Challenge >> Leave out the pictures and repeat the data exactly.

Dataset records:
..............................

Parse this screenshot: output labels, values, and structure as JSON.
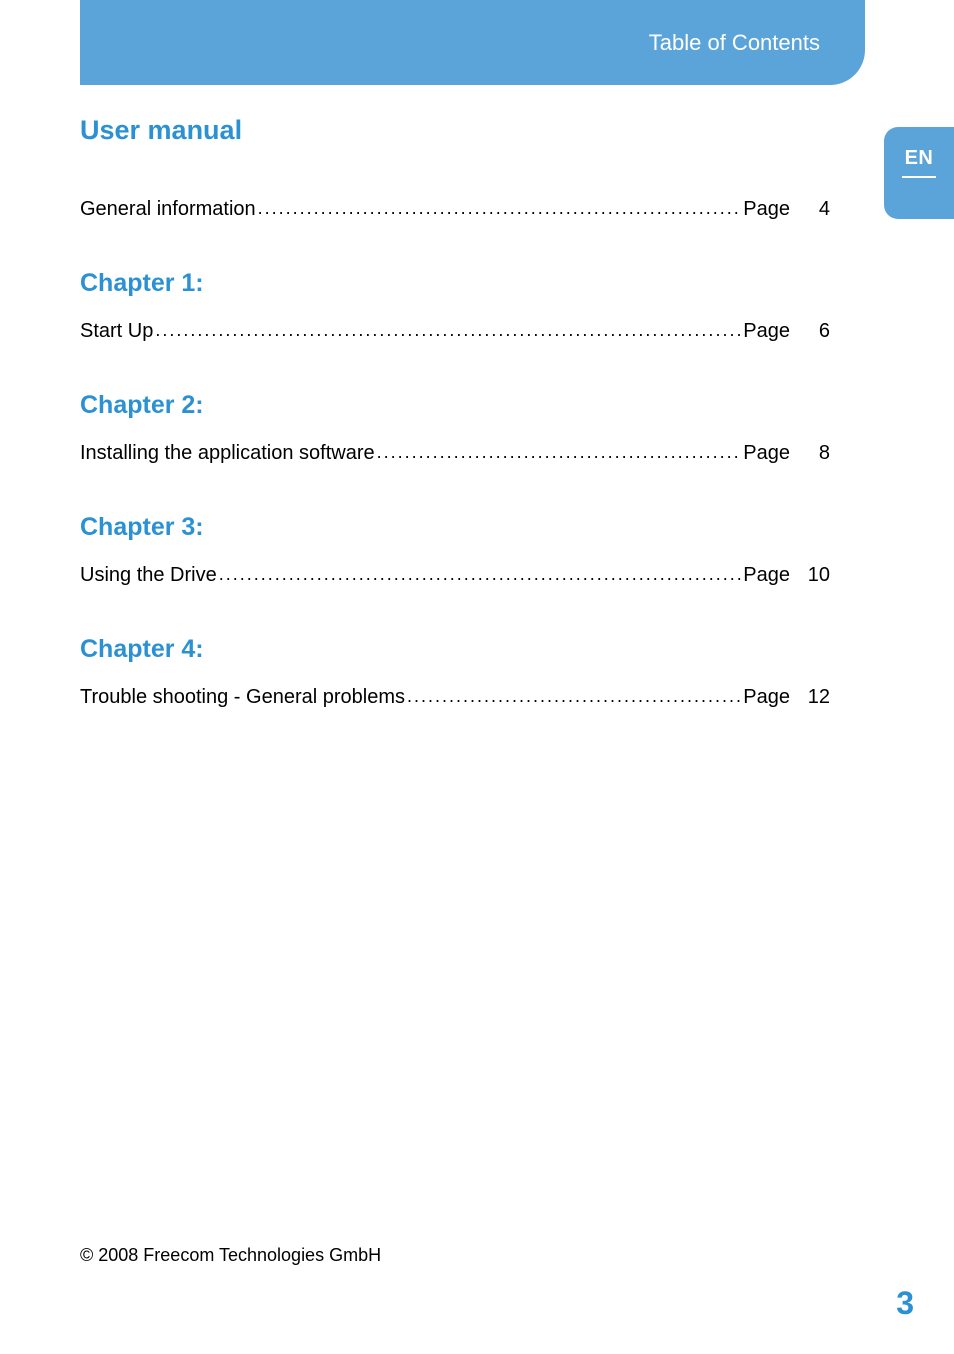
{
  "header": {
    "title": "Table of Contents"
  },
  "langTab": {
    "label": "EN"
  },
  "mainTitle": "User manual",
  "sections": [
    {
      "chapter": null,
      "items": [
        {
          "label": "General information",
          "pageWord": "Page",
          "pageNum": "4"
        }
      ]
    },
    {
      "chapter": "Chapter 1:",
      "items": [
        {
          "label": "Start Up",
          "pageWord": "Page",
          "pageNum": "6"
        }
      ]
    },
    {
      "chapter": "Chapter 2:",
      "items": [
        {
          "label": "Installing the application software",
          "pageWord": "Page",
          "pageNum": "8"
        }
      ]
    },
    {
      "chapter": "Chapter 3:",
      "items": [
        {
          "label": "Using the Drive",
          "pageWord": "Page",
          "pageNum": "10"
        }
      ]
    },
    {
      "chapter": "Chapter 4:",
      "items": [
        {
          "label": "Trouble shooting - General problems",
          "pageWord": "Page",
          "pageNum": "12"
        }
      ]
    }
  ],
  "footer": {
    "copyright": "© 2008 Freecom Technologies GmbH"
  },
  "pageNumber": "3"
}
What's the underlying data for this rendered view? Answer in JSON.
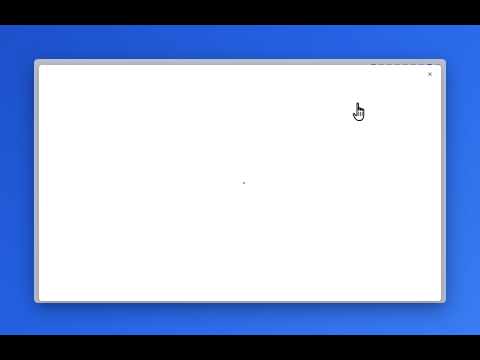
{
  "modal": {
    "close_label": "×"
  },
  "colors": {
    "desktop": "#2563e4",
    "modal_background": "#ffffff",
    "toolbar_accent": "#c14e8b"
  },
  "icons": {
    "close": "close-icon",
    "cursor": "hand-pointer-cursor-icon",
    "loading": "loading-indicator-icon"
  }
}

..............................

Solution for this problem >>
Parse this screenshot: output labels, values, and structure as JSON.
{
  "header": {
    "title": "Table of Contents"
  },
  "langTab": {
    "label": "EN"
  },
  "mainTitle": "User manual",
  "sections": [
    {
      "chapter": null,
      "items": [
        {
          "label": "General information",
          "pageWord": "Page",
          "pageNum": "4"
        }
      ]
    },
    {
      "chapter": "Chapter 1:",
      "items": [
        {
          "label": "Start Up",
          "pageWord": "Page",
          "pageNum": "6"
        }
      ]
    },
    {
      "chapter": "Chapter 2:",
      "items": [
        {
          "label": "Installing the application software",
          "pageWord": "Page",
          "pageNum": "8"
        }
      ]
    },
    {
      "chapter": "Chapter 3:",
      "items": [
        {
          "label": "Using the Drive",
          "pageWord": "Page",
          "pageNum": "10"
        }
      ]
    },
    {
      "chapter": "Chapter 4:",
      "items": [
        {
          "label": "Trouble shooting - General problems",
          "pageWord": "Page",
          "pageNum": "12"
        }
      ]
    }
  ],
  "footer": {
    "copyright": "© 2008 Freecom Technologies GmbH"
  },
  "pageNumber": "3"
}
What's the underlying data for this rendered view? Answer in JSON.
{
  "modal": {
    "close_label": "×"
  },
  "colors": {
    "desktop": "#2563e4",
    "modal_background": "#ffffff",
    "toolbar_accent": "#c14e8b"
  },
  "icons": {
    "close": "close-icon",
    "cursor": "hand-pointer-cursor-icon",
    "loading": "loading-indicator-icon"
  }
}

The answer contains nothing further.